Show every line in the records below that contains the word "Twitter".

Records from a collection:
============================================================
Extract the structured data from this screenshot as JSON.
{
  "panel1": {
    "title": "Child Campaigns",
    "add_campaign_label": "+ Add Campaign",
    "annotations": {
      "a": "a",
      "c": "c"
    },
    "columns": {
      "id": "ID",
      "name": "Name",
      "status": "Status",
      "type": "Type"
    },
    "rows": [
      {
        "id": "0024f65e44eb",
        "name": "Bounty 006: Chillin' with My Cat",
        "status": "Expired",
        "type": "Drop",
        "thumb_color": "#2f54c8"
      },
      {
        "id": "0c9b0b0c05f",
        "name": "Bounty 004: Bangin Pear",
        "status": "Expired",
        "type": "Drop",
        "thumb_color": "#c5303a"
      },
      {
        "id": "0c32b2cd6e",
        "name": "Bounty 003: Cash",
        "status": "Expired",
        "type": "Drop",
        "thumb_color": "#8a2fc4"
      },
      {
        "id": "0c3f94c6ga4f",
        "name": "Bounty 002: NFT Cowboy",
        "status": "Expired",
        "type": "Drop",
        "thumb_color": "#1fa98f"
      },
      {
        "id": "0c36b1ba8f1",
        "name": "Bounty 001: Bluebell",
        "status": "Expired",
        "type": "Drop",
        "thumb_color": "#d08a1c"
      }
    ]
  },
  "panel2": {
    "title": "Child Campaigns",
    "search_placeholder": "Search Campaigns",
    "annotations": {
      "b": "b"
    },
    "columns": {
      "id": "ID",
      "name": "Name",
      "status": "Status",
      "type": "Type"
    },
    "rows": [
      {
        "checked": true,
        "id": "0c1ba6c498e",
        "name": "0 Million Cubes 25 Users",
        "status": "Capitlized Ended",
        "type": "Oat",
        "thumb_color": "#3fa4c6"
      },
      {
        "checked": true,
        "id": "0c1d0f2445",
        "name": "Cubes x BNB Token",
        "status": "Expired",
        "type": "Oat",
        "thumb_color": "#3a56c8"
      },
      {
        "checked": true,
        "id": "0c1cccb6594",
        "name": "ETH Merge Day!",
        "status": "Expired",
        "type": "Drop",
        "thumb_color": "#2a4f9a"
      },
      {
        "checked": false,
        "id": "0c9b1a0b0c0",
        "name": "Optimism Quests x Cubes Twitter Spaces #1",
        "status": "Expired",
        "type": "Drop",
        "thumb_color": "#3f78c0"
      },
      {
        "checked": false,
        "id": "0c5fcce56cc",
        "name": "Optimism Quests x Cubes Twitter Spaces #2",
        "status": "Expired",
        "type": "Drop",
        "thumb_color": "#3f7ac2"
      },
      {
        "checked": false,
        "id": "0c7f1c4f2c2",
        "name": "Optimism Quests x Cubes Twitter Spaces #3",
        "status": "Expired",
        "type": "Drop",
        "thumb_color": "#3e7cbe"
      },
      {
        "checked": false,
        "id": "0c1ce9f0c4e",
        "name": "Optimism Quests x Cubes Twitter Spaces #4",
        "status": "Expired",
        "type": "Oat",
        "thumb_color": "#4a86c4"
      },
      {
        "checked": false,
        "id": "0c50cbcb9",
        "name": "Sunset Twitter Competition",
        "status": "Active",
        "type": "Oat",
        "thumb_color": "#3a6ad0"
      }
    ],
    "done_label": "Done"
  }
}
============================================================
**THE COMPLETED TASK:**
        "name": "Optimism Quests x Cubes Twitter Spaces #1",
        "name": "Optimism Quests x Cubes Twitter Spaces #2",
        "name": "Optimism Quests x Cubes Twitter Spaces #3",
        "name": "Optimism Quests x Cubes Twitter Spaces #4",
        "name": "Sunset Twitter Competition",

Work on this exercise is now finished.